- The data -
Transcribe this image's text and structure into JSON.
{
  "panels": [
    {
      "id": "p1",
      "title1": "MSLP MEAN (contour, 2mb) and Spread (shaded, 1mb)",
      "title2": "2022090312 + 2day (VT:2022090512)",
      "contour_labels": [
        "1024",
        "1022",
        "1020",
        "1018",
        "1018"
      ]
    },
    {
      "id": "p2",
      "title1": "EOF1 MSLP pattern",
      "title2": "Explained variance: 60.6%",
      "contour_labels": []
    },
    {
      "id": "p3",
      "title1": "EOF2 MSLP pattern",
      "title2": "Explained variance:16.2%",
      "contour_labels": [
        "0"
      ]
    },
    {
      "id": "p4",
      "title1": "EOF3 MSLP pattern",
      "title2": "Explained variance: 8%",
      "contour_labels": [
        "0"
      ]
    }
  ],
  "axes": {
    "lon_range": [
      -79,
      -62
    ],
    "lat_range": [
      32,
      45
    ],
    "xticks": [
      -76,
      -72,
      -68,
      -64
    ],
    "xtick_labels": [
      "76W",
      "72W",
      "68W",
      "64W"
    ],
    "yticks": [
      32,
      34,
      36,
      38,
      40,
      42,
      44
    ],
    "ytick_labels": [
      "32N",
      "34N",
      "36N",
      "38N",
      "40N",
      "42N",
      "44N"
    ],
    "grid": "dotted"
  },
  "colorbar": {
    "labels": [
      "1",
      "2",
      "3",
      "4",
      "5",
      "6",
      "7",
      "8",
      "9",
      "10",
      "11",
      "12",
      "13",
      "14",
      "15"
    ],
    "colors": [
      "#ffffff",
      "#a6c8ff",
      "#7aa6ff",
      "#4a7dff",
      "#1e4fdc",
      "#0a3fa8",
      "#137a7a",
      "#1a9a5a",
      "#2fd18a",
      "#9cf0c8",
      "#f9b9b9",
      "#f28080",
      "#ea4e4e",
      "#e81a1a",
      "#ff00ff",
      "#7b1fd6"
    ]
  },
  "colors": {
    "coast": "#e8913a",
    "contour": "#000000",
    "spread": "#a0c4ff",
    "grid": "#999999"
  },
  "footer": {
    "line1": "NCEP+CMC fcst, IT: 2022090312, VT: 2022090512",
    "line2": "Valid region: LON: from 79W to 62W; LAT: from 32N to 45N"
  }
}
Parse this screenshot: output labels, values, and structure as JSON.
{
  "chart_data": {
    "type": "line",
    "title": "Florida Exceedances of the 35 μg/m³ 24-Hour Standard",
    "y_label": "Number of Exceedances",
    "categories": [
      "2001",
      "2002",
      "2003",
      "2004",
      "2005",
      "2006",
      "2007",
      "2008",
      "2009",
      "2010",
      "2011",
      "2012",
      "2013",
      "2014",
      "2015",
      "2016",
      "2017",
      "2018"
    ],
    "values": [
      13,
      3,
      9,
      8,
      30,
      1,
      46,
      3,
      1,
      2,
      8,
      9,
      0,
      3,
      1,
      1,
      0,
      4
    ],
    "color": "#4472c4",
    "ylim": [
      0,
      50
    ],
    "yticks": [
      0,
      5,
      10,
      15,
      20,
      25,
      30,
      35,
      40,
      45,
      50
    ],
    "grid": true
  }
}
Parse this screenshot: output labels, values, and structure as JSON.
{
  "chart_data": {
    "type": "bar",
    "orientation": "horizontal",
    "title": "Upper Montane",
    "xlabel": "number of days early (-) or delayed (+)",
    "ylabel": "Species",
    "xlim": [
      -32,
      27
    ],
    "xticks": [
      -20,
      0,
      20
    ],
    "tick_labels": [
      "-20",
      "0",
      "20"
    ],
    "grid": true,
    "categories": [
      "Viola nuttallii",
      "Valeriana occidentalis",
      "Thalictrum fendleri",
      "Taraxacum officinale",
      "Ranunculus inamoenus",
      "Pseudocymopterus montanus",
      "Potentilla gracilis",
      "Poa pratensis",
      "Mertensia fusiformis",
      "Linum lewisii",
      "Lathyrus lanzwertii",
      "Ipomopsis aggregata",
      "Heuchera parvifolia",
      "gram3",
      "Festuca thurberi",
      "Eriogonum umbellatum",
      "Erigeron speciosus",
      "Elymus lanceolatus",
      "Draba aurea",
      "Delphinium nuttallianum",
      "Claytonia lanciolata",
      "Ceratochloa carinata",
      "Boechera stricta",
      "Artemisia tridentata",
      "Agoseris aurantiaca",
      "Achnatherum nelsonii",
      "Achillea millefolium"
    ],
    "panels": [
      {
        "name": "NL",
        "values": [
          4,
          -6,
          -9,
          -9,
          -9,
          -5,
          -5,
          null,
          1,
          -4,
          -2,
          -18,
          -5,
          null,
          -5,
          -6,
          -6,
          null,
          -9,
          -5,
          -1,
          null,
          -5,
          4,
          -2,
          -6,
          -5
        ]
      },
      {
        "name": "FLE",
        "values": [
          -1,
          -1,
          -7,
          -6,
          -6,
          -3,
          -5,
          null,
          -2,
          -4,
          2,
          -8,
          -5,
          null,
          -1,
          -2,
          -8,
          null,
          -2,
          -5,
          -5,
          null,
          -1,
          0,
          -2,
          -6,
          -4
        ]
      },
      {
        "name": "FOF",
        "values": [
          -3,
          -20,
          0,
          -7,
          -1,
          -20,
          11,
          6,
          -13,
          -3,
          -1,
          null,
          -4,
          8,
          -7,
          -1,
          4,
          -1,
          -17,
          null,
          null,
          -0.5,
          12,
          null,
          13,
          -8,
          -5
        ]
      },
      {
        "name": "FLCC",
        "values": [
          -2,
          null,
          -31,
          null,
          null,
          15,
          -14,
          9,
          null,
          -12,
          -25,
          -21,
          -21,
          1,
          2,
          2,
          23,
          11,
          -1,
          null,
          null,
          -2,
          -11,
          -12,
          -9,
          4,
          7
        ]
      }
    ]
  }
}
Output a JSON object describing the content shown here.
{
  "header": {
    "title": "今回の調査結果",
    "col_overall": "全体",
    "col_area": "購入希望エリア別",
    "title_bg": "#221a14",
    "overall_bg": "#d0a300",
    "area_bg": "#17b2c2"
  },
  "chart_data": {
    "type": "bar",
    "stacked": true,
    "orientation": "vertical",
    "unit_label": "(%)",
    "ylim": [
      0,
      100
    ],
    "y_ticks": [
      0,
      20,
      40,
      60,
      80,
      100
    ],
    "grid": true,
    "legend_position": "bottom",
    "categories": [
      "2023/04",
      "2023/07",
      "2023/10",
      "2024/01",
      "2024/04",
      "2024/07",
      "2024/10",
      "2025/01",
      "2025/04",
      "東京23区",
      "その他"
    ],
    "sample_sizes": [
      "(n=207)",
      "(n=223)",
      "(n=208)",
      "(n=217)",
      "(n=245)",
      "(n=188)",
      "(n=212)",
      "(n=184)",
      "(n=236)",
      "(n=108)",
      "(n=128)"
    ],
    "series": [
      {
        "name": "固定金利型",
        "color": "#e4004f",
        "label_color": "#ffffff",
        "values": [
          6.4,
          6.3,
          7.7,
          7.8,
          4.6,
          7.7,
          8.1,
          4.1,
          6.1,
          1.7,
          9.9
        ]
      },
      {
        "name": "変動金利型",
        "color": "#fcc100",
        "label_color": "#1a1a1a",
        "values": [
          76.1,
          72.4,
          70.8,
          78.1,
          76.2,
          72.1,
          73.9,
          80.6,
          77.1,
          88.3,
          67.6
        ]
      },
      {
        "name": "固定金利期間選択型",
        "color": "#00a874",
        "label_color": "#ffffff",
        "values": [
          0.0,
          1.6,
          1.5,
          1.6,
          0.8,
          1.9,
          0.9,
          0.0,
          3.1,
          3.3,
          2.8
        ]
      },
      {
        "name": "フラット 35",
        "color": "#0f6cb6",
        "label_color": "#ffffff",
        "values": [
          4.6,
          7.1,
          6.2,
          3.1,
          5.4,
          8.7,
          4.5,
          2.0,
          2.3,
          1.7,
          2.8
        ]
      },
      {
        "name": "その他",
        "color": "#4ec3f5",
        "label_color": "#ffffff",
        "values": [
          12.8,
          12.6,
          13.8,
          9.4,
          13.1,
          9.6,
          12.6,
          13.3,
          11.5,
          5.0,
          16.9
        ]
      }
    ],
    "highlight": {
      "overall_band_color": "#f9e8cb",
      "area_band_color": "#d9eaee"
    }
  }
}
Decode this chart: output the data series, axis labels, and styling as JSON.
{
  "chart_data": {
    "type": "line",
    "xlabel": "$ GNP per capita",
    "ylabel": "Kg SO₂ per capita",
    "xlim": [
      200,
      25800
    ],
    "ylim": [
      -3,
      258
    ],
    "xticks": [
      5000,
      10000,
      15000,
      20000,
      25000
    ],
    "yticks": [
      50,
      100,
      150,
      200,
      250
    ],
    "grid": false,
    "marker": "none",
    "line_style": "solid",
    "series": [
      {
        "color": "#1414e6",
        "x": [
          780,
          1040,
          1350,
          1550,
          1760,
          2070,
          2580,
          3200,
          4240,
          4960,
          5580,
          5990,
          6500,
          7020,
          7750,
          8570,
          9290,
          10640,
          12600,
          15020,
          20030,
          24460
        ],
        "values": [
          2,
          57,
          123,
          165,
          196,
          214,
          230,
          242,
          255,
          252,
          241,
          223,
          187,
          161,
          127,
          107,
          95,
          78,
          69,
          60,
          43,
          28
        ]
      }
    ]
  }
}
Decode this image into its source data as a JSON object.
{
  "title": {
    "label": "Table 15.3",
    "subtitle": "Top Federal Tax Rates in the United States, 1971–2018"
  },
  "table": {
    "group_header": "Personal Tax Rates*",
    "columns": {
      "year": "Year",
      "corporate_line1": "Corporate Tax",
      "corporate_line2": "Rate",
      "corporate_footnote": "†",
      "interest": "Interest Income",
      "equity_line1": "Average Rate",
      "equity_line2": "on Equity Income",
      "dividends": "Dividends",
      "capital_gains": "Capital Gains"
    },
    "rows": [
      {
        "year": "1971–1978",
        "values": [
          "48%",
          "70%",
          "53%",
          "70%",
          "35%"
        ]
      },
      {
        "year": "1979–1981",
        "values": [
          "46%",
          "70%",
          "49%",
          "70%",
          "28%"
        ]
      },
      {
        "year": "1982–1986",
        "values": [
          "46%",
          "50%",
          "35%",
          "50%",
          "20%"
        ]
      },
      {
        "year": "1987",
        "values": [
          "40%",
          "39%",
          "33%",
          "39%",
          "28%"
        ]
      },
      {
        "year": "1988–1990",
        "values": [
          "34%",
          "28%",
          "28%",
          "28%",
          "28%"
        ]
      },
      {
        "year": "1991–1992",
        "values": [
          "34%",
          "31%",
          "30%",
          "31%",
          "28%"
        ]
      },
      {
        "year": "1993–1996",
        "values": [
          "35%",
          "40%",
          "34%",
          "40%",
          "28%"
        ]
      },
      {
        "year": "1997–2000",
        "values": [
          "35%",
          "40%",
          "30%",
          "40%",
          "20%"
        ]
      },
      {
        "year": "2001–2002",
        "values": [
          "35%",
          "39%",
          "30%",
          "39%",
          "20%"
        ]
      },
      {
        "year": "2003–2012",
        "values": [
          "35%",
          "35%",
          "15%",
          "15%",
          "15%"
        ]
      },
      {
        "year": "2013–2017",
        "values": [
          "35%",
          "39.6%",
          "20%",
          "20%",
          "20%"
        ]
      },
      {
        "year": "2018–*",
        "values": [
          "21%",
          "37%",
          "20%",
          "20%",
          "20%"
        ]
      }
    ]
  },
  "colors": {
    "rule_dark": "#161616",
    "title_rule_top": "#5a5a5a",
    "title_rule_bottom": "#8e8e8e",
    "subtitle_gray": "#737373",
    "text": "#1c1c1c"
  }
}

- To do -
List the lines of the entries that include "text".

- Result of the task -
Transcribe this image's text and structure into JSON.
    "text": "#1c1c1c"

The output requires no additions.